## Problem to solve
Check each line of the data below for the word "center", then extract the ones that have it.

## Material for this exercise
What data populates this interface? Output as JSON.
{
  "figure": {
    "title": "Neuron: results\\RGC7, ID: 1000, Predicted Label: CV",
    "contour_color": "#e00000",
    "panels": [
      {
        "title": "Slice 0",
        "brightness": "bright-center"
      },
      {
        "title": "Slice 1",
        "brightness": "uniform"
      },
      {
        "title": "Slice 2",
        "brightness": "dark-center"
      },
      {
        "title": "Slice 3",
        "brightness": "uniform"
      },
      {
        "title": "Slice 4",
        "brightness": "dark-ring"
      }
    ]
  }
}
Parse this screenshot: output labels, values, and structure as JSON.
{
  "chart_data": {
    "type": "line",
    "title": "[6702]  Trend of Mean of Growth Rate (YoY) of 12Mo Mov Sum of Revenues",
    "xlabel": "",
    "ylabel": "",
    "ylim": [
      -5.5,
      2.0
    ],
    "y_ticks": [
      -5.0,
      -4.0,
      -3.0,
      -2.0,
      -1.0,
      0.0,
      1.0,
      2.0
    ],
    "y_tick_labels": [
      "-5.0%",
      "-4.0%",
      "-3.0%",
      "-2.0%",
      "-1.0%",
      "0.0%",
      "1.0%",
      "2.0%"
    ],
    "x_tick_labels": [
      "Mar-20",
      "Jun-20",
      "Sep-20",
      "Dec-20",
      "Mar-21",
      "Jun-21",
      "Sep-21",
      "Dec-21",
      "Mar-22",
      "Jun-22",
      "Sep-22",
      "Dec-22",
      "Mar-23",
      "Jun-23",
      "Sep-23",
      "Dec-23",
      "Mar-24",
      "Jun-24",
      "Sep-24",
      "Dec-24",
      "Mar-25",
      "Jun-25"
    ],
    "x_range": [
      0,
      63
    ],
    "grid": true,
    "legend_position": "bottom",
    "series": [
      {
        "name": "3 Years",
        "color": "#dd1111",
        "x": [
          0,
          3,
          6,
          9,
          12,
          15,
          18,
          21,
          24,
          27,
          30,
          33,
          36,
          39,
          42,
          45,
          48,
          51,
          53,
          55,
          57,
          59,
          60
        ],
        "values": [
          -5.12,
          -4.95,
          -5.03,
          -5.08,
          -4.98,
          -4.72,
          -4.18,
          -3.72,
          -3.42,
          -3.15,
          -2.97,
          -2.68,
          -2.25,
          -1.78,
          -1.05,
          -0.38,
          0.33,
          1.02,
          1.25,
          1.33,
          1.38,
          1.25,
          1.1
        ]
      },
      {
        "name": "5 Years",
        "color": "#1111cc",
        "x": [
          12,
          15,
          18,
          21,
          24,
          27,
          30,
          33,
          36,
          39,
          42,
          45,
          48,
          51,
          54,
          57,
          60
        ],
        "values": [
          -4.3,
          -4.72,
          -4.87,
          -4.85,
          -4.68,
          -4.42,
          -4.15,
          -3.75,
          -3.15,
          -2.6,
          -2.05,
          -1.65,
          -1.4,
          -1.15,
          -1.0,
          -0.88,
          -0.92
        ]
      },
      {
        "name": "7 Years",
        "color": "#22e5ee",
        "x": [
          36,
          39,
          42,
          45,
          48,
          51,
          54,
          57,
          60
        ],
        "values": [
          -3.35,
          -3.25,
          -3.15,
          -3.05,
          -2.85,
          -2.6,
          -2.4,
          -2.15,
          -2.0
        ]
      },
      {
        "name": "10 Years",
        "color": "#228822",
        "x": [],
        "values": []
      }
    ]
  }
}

## Written answer
        "brightness": "bright-center"
        "brightness": "dark-center"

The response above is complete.